Welcome to the city of Collant, Jewel of the Serrated Coast, powerhouse of magic and industry. But when the city’s corrupt leaders make a bargain with a sealed demon, cataclysm strikes and the city’s reliance on tainted magic exacts its toll, wrenching it from time and space. Scars in the planar fabric now tether Collant to the shadow realm of Nowhere, and the demon’s return is at hand. But hope is not yet lost. The Order of the Whispering Flame has begun to wield their holy fire to push back the encroaching darkness and cauterize the Scars. To complete their mission, they now seek brave adventurers to bear the flame and press in to the lost depths of the city to finish what was started.

This 68 page digest adventure presents a pointcrawl in a city being dragged to hell. Good descriptions and formatting compliment one of the better (best?) city-imminently-in-hell scenarios I’ve seen. The interactivity is lacking … which may not be an issue for 5e/Pathfinder fans.

RECORDS SHOWN
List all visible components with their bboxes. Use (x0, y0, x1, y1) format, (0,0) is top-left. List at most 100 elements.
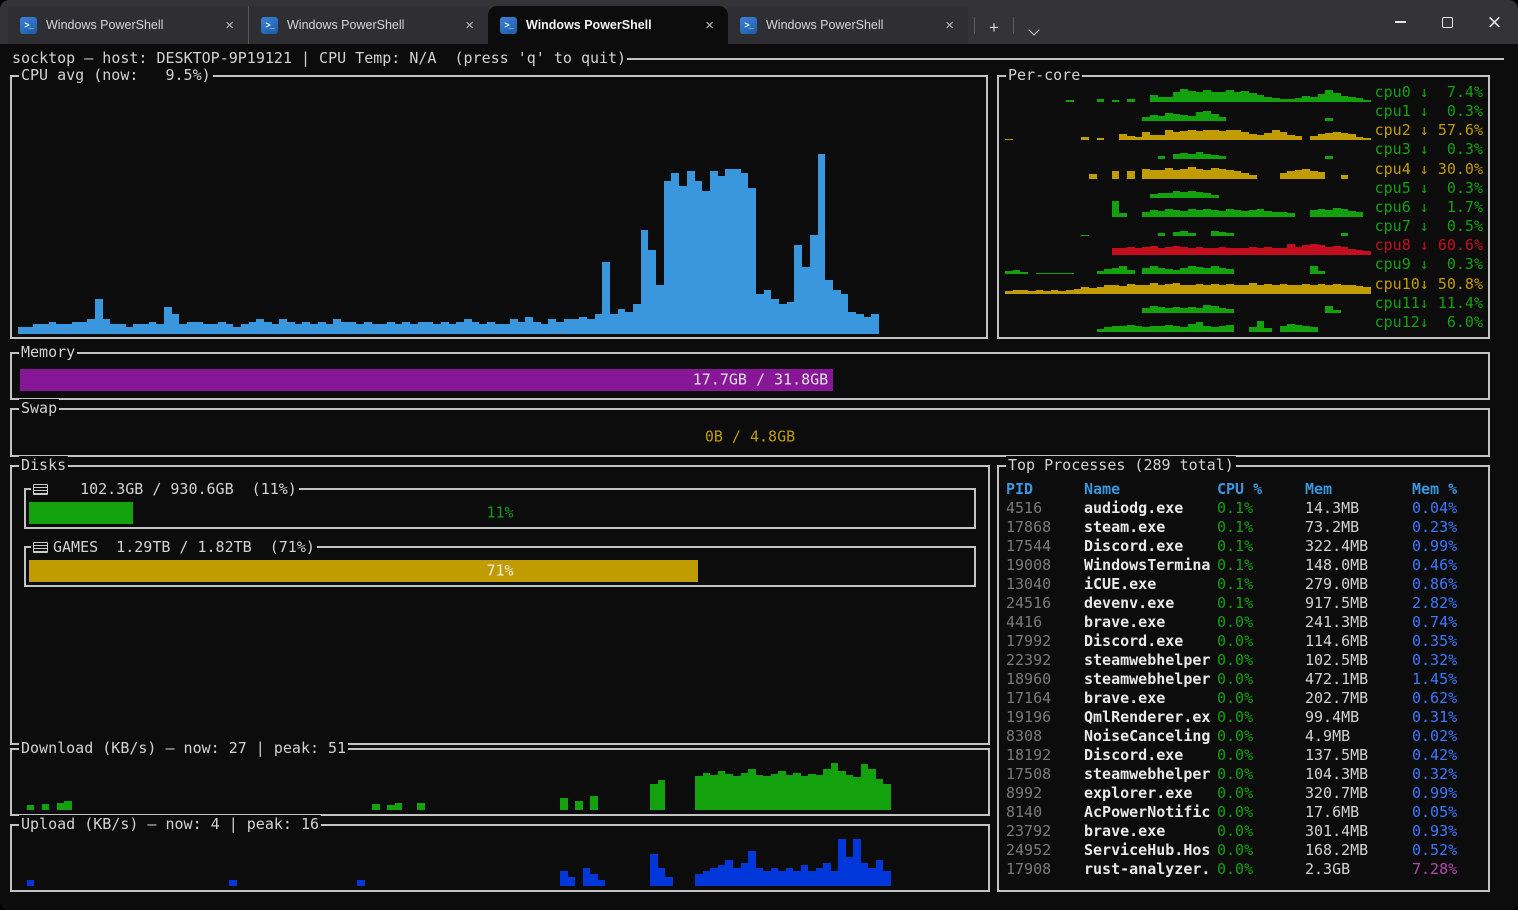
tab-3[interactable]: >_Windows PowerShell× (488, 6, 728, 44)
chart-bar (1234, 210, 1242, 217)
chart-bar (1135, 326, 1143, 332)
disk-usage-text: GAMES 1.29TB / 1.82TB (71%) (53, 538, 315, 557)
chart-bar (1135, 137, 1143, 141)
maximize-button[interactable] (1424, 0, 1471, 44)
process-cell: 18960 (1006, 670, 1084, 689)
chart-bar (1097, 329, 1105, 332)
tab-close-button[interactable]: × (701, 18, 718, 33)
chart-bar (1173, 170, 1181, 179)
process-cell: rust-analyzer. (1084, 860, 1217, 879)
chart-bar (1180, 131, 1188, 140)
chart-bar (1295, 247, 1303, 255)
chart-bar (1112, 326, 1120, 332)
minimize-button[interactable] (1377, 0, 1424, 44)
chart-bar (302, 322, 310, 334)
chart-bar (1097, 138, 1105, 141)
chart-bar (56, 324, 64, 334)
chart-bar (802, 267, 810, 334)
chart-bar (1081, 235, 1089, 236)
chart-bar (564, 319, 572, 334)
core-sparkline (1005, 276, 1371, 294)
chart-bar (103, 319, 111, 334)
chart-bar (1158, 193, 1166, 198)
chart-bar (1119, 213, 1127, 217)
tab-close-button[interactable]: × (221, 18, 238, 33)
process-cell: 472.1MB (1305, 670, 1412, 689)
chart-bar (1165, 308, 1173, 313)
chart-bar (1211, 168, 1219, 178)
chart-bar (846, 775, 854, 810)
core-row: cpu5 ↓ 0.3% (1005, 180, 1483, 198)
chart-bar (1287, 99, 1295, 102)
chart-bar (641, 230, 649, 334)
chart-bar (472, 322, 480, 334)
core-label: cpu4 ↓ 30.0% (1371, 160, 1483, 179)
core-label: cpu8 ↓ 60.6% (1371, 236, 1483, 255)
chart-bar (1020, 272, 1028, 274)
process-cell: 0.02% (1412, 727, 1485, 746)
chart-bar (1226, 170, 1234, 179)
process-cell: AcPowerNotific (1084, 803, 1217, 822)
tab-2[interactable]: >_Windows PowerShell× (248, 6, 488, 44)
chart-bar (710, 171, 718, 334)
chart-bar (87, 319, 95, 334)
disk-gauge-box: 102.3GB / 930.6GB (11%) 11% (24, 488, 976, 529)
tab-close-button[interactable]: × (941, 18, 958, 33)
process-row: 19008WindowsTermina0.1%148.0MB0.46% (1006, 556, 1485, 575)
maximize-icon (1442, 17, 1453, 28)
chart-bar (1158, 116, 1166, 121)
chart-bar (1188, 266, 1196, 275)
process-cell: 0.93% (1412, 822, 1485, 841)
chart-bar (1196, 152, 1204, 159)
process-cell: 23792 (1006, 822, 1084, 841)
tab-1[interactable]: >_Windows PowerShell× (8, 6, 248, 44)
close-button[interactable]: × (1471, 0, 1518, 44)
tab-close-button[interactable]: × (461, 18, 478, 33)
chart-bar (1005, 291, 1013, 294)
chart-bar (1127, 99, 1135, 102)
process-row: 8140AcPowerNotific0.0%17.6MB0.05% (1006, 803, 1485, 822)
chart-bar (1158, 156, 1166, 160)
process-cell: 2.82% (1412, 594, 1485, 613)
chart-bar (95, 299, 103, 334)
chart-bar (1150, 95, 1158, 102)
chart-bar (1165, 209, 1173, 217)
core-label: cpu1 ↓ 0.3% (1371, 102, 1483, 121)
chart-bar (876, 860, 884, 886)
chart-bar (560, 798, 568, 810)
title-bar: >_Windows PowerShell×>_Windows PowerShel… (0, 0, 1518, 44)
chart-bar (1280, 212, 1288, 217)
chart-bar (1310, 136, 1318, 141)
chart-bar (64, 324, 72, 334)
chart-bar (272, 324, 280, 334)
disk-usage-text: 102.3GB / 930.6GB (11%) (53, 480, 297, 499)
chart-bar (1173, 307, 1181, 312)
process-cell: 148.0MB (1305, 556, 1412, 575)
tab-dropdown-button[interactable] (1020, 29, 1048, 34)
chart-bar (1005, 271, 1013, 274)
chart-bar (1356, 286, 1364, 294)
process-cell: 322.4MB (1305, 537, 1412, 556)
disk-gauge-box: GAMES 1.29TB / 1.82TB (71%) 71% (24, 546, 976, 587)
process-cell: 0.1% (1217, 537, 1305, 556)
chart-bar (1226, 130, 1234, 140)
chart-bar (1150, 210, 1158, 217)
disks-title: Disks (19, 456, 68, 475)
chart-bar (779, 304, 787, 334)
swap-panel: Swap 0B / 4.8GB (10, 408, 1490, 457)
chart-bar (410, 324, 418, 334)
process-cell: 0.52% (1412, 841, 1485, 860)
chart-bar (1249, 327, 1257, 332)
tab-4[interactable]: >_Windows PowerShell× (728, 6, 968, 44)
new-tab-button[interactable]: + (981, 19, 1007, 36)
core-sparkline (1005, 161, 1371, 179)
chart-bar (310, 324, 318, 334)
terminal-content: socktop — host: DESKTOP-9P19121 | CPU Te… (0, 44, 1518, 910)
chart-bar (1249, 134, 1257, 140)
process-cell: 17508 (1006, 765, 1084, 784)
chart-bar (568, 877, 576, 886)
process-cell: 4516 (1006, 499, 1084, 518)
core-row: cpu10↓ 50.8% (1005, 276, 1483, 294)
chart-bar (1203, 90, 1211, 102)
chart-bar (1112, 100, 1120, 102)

--

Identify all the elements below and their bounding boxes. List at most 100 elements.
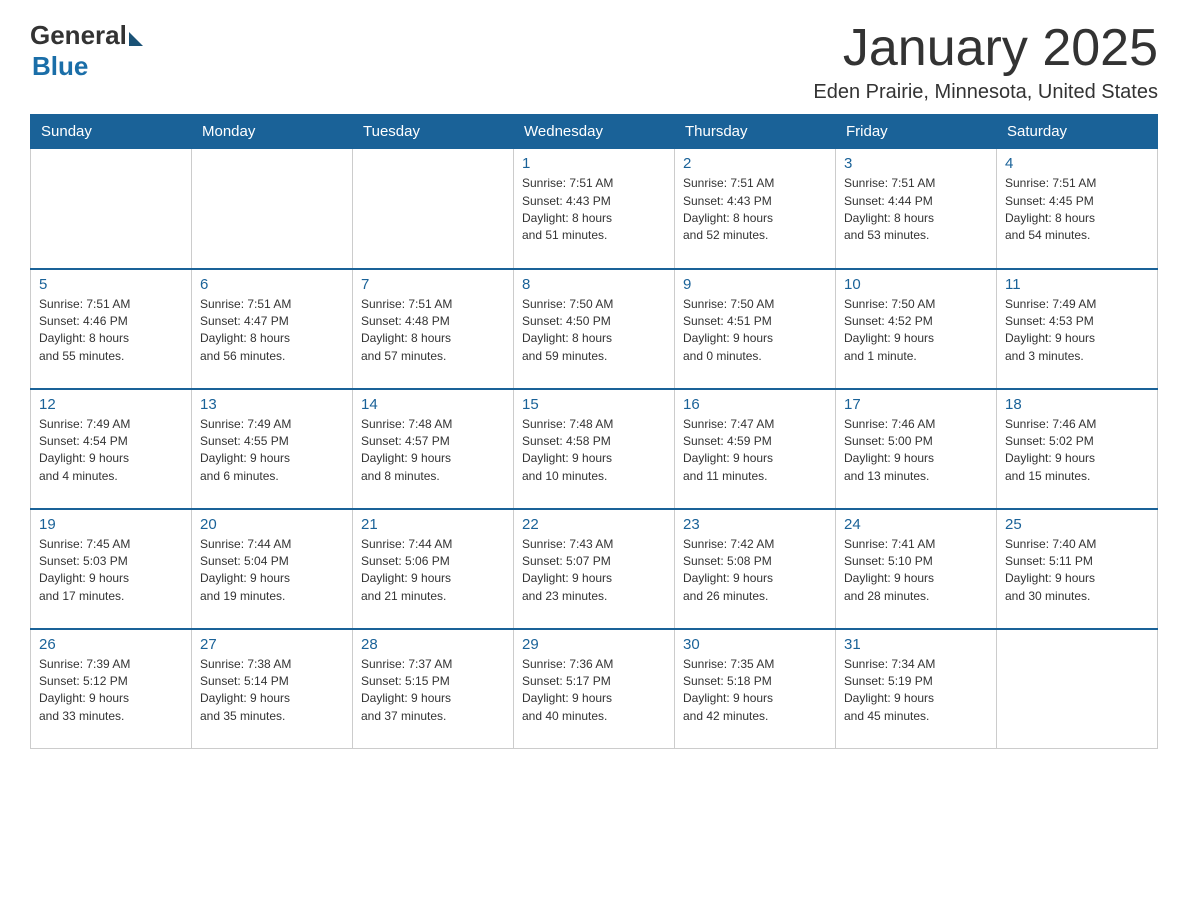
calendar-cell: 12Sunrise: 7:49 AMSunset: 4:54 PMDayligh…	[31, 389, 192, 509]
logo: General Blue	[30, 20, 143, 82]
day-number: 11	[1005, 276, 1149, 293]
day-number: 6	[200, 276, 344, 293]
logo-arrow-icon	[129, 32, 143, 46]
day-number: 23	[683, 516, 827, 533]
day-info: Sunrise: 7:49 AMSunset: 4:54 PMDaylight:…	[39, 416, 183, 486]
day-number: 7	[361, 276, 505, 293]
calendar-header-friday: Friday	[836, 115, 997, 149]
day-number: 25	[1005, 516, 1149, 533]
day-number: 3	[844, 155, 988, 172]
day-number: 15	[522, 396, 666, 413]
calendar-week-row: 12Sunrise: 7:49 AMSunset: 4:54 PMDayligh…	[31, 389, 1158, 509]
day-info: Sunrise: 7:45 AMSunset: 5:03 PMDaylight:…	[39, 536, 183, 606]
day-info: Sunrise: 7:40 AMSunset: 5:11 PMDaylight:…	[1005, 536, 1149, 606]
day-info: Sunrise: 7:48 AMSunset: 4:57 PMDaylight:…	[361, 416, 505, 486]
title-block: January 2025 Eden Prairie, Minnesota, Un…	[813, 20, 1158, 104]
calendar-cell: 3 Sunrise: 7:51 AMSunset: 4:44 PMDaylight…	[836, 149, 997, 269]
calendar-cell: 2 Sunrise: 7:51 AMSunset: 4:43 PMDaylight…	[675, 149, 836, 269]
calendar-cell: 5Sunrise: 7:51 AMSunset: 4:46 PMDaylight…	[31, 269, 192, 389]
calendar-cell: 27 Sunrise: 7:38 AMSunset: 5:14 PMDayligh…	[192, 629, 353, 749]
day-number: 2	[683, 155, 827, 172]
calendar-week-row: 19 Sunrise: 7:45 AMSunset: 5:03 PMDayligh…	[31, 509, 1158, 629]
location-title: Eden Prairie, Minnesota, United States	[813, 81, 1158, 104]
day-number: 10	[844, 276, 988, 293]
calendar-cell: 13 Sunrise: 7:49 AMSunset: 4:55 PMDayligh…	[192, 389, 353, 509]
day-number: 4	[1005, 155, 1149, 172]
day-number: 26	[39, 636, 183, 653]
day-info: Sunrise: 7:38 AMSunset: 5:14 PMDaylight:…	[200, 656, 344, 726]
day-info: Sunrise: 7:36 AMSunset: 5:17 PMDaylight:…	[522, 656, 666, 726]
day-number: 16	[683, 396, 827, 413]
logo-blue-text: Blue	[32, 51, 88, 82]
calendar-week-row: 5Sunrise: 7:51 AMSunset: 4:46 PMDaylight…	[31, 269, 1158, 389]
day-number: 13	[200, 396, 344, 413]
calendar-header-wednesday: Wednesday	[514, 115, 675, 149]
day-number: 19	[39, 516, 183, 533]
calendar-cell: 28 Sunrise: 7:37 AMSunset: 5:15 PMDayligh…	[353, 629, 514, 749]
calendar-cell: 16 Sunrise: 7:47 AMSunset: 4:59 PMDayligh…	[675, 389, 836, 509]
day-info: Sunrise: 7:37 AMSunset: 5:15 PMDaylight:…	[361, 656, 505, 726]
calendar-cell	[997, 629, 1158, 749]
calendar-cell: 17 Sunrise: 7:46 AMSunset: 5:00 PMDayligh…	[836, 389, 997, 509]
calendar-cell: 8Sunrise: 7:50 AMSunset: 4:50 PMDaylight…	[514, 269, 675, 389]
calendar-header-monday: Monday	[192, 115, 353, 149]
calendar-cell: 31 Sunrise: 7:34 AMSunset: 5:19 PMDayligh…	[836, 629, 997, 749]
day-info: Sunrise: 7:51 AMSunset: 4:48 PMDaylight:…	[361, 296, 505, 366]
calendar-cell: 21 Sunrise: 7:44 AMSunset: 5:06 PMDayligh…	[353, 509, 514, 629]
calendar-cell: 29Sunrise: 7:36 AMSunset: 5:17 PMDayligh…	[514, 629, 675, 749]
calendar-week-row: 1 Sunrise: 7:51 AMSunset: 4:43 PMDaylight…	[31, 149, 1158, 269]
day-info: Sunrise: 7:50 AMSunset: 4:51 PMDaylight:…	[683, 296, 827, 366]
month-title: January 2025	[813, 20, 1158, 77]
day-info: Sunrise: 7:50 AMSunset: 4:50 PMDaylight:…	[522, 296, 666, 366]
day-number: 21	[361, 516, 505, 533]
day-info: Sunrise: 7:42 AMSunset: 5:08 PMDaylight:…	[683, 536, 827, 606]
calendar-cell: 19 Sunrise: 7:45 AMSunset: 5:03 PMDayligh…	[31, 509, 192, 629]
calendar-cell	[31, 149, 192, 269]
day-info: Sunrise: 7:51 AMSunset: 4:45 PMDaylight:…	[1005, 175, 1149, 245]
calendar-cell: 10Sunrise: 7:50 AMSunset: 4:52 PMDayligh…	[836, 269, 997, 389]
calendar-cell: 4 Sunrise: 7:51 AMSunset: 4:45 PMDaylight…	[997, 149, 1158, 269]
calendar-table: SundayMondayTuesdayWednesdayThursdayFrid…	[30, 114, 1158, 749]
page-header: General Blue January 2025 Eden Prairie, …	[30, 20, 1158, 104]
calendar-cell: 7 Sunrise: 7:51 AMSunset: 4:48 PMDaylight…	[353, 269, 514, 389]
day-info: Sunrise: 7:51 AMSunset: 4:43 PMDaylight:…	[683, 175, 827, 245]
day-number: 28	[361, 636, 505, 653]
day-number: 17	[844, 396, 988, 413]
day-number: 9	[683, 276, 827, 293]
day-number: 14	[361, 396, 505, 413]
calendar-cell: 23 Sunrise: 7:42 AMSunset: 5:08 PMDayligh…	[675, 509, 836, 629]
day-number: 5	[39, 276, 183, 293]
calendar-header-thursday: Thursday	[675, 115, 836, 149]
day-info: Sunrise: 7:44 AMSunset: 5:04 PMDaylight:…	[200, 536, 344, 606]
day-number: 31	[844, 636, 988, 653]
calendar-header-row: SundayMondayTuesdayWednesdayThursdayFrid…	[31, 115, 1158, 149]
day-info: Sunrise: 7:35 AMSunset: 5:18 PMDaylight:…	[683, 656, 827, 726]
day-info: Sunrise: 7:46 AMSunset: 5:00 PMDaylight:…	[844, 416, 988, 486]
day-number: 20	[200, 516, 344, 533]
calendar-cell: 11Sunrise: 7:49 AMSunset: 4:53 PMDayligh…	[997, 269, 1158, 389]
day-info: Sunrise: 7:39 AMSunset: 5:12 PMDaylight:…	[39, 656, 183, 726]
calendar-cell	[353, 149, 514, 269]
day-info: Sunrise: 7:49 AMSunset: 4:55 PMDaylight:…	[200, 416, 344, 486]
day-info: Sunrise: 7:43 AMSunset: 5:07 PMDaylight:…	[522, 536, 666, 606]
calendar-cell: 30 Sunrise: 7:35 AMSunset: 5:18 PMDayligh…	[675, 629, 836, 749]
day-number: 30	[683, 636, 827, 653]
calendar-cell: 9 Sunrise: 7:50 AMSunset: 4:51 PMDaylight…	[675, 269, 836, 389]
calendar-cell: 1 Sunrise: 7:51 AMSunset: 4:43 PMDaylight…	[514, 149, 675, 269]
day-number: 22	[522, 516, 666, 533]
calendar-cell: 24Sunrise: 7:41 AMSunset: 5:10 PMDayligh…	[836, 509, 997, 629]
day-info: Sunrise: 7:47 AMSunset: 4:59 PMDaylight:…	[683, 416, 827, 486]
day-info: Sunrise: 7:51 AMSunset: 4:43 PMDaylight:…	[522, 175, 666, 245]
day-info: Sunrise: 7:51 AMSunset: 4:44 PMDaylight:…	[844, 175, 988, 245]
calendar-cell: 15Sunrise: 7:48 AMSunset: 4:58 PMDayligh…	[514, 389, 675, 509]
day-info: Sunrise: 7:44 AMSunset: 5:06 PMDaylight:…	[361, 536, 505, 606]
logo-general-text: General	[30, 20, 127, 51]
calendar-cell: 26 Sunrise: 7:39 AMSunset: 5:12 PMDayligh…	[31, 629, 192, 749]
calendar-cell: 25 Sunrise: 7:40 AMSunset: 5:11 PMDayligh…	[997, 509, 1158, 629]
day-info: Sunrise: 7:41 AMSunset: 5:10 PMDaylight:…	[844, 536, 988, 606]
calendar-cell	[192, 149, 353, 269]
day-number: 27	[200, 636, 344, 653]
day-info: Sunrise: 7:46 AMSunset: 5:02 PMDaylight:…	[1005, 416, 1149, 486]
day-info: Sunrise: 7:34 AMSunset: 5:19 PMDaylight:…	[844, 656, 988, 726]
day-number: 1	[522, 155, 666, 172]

==

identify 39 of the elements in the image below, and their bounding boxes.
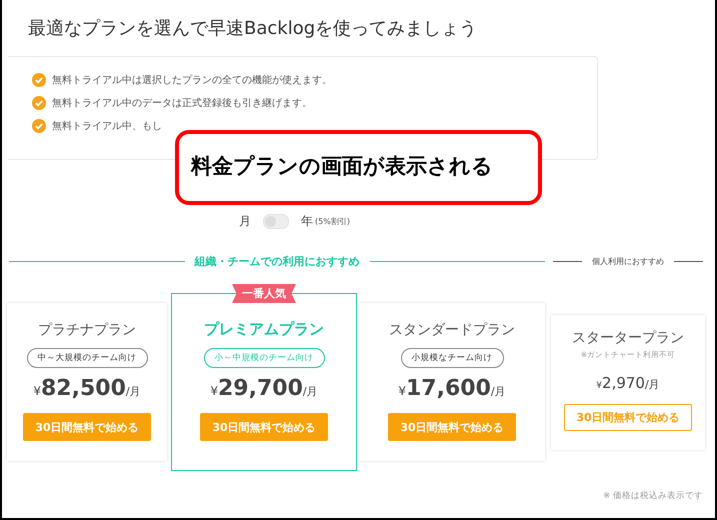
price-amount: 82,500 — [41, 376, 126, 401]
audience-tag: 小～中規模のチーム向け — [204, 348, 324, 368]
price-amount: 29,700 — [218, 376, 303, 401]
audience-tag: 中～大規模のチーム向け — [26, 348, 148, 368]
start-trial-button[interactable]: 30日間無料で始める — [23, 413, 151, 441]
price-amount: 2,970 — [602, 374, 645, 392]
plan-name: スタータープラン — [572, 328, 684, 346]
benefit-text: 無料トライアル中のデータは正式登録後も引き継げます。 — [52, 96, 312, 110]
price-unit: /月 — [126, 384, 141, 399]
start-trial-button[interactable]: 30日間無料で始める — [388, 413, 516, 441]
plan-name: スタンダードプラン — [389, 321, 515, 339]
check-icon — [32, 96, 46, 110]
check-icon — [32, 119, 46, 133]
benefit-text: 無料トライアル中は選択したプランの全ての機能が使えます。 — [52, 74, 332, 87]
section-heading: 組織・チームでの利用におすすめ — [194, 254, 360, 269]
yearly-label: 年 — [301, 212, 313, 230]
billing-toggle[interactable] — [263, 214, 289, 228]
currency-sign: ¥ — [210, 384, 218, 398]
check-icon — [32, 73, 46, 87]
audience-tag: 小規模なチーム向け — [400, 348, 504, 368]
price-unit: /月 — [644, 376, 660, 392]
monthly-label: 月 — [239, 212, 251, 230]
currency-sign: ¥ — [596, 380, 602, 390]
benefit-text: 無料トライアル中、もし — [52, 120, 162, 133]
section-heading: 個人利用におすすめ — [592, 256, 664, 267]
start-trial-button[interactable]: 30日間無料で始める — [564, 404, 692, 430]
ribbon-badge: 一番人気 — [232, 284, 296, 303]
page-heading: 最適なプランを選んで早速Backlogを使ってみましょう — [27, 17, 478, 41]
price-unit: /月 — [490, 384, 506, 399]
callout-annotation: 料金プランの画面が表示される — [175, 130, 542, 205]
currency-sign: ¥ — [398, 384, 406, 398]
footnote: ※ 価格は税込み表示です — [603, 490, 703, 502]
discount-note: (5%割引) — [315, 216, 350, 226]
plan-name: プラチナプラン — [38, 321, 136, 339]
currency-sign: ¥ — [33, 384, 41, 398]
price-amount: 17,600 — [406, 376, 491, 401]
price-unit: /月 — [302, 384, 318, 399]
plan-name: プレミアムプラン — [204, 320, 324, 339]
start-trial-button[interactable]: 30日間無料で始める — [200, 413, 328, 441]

WHAT YOU NEED TO DO
1: In the Collant adventure text, which order wields holy fire against the darkness?
2: Quote the Collant adventure text starting at "This 68 page" and ending at "for 5e/Pathfinder fans.".
3: Extend the Collant adventure text onward from its final sentence.

THE RESPONSES
1: The Order of the Whispering Flame.

2:
This 68 page digest adventure presents a pointcrawl in a city being dragged to hell. Good descriptions and formatting compliment one of the better (best?) city-imminently-in-hell scenarios I’ve seen. The interactivity is lacking … which may not be an issue for 5e/Pathfinder fans.

3:
Ought oh! Someone made a deal with the devil and now the city of Collant is being dragged to hell all “melt reality in to the plane of hell” style. Some god has come through though and The Whispering Flames light can heal the planar scars. Someone just needs to go find them all, in the city’s eight sectors, taking The Whispering Flame to them to heal them. Guess it’s gonna be you, boyo!

The normal issues, the surface level ones that plague so many, are generally not present here. I’m not going to even try to run an adventure that makes me fight against it. And that issue is not present here. The formatting is clear and easy to read. Cross-references exist when needed. We get a short little description of the area with some folding and then a description oif the exits. I’m not even mad at that, since this is a pointcrawl in a city and sometimes the exit is “you see a tent in the distance.”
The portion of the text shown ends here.